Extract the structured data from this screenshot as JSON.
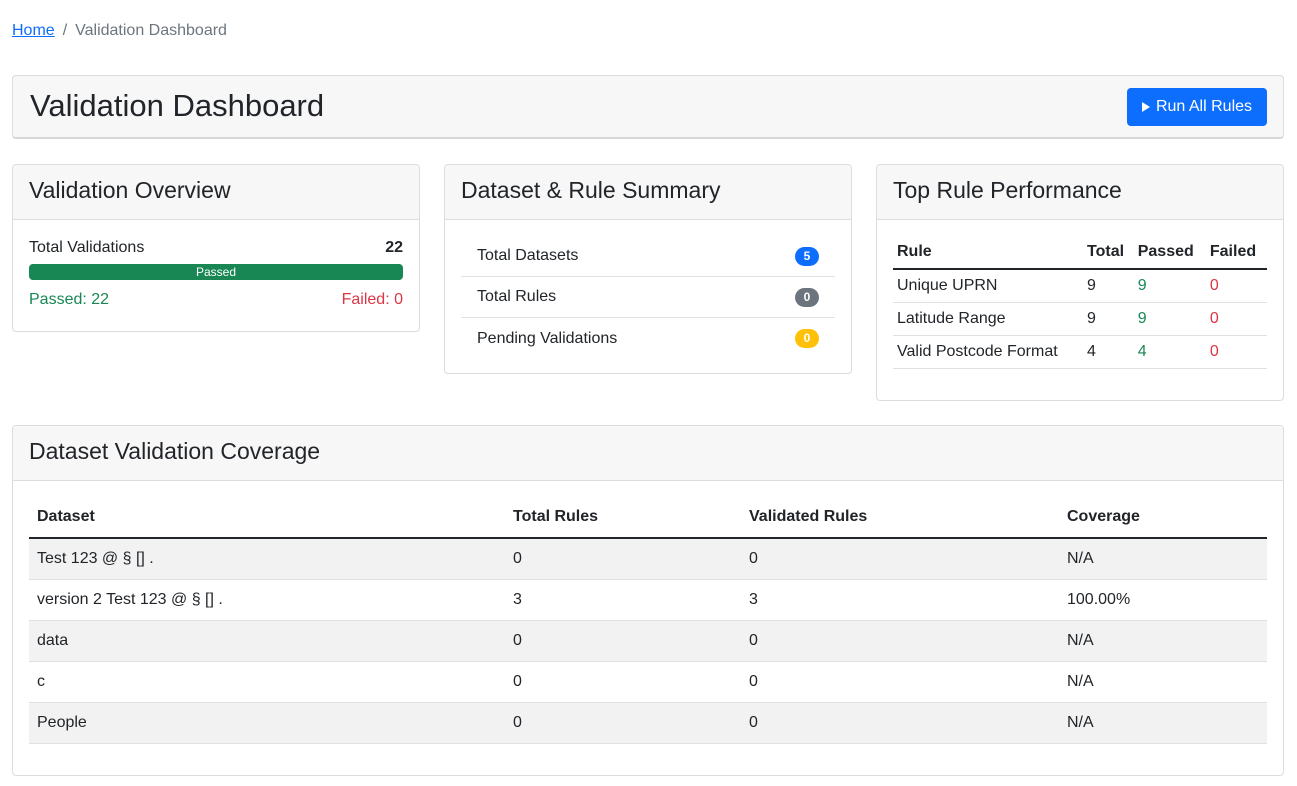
{
  "breadcrumb": {
    "home": "Home",
    "separator": "/",
    "current": "Validation Dashboard"
  },
  "header": {
    "title": "Validation Dashboard",
    "run_button": "Run All Rules"
  },
  "overview": {
    "title": "Validation Overview",
    "total_label": "Total Validations",
    "total_value": "22",
    "progress_label": "Passed",
    "progress_fraction": 1.0,
    "passed_text": "Passed: 22",
    "failed_text": "Failed: 0"
  },
  "summary": {
    "title": "Dataset & Rule Summary",
    "items": [
      {
        "label": "Total Datasets",
        "count": "5",
        "color": "#0d6efd"
      },
      {
        "label": "Total Rules",
        "count": "0",
        "color": "#6c757d"
      },
      {
        "label": "Pending Validations",
        "count": "0",
        "color": "#ffc107"
      }
    ]
  },
  "performance": {
    "title": "Top Rule Performance",
    "columns": [
      "Rule",
      "Total",
      "Passed",
      "Failed"
    ],
    "rows": [
      {
        "rule": "Unique UPRN",
        "total": "9",
        "passed": "9",
        "failed": "0"
      },
      {
        "rule": "Latitude Range",
        "total": "9",
        "passed": "9",
        "failed": "0"
      },
      {
        "rule": "Valid Postcode Format",
        "total": "4",
        "passed": "4",
        "failed": "0"
      }
    ]
  },
  "coverage": {
    "title": "Dataset Validation Coverage",
    "columns": [
      "Dataset",
      "Total Rules",
      "Validated Rules",
      "Coverage"
    ],
    "rows": [
      {
        "dataset": "Test 123 @ § [] .",
        "total_rules": "0",
        "validated_rules": "0",
        "coverage": "N/A"
      },
      {
        "dataset": "version 2 Test 123 @ § [] .",
        "total_rules": "3",
        "validated_rules": "3",
        "coverage": "100.00%"
      },
      {
        "dataset": "data",
        "total_rules": "0",
        "validated_rules": "0",
        "coverage": "N/A"
      },
      {
        "dataset": "c",
        "total_rules": "0",
        "validated_rules": "0",
        "coverage": "N/A"
      },
      {
        "dataset": "People",
        "total_rules": "0",
        "validated_rules": "0",
        "coverage": "N/A"
      }
    ]
  },
  "colors": {
    "primary": "#0d6efd",
    "success": "#198754",
    "danger": "#dc3545",
    "secondary": "#6c757d",
    "warning": "#ffc107"
  }
}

────────

* _Goal_: Without the pictures, retype the whole of the material above exactly.

* _Worked solution_:
Extract the structured data from this screenshot as JSON.
{
  "breadcrumb": {
    "home": "Home",
    "separator": "/",
    "current": "Validation Dashboard"
  },
  "header": {
    "title": "Validation Dashboard",
    "run_button": "Run All Rules"
  },
  "overview": {
    "title": "Validation Overview",
    "total_label": "Total Validations",
    "total_value": "22",
    "progress_label": "Passed",
    "progress_fraction": 1.0,
    "passed_text": "Passed: 22",
    "failed_text": "Failed: 0"
  },
  "summary": {
    "title": "Dataset & Rule Summary",
    "items": [
      {
        "label": "Total Datasets",
        "count": "5",
        "color": "#0d6efd"
      },
      {
        "label": "Total Rules",
        "count": "0",
        "color": "#6c757d"
      },
      {
        "label": "Pending Validations",
        "count": "0",
        "color": "#ffc107"
      }
    ]
  },
  "performance": {
    "title": "Top Rule Performance",
    "columns": [
      "Rule",
      "Total",
      "Passed",
      "Failed"
    ],
    "rows": [
      {
        "rule": "Unique UPRN",
        "total": "9",
        "passed": "9",
        "failed": "0"
      },
      {
        "rule": "Latitude Range",
        "total": "9",
        "passed": "9",
        "failed": "0"
      },
      {
        "rule": "Valid Postcode Format",
        "total": "4",
        "passed": "4",
        "failed": "0"
      }
    ]
  },
  "coverage": {
    "title": "Dataset Validation Coverage",
    "columns": [
      "Dataset",
      "Total Rules",
      "Validated Rules",
      "Coverage"
    ],
    "rows": [
      {
        "dataset": "Test 123 @ § [] .",
        "total_rules": "0",
        "validated_rules": "0",
        "coverage": "N/A"
      },
      {
        "dataset": "version 2 Test 123 @ § [] .",
        "total_rules": "3",
        "validated_rules": "3",
        "coverage": "100.00%"
      },
      {
        "dataset": "data",
        "total_rules": "0",
        "validated_rules": "0",
        "coverage": "N/A"
      },
      {
        "dataset": "c",
        "total_rules": "0",
        "validated_rules": "0",
        "coverage": "N/A"
      },
      {
        "dataset": "People",
        "total_rules": "0",
        "validated_rules": "0",
        "coverage": "N/A"
      }
    ]
  },
  "colors": {
    "primary": "#0d6efd",
    "success": "#198754",
    "danger": "#dc3545",
    "secondary": "#6c757d",
    "warning": "#ffc107"
  }
}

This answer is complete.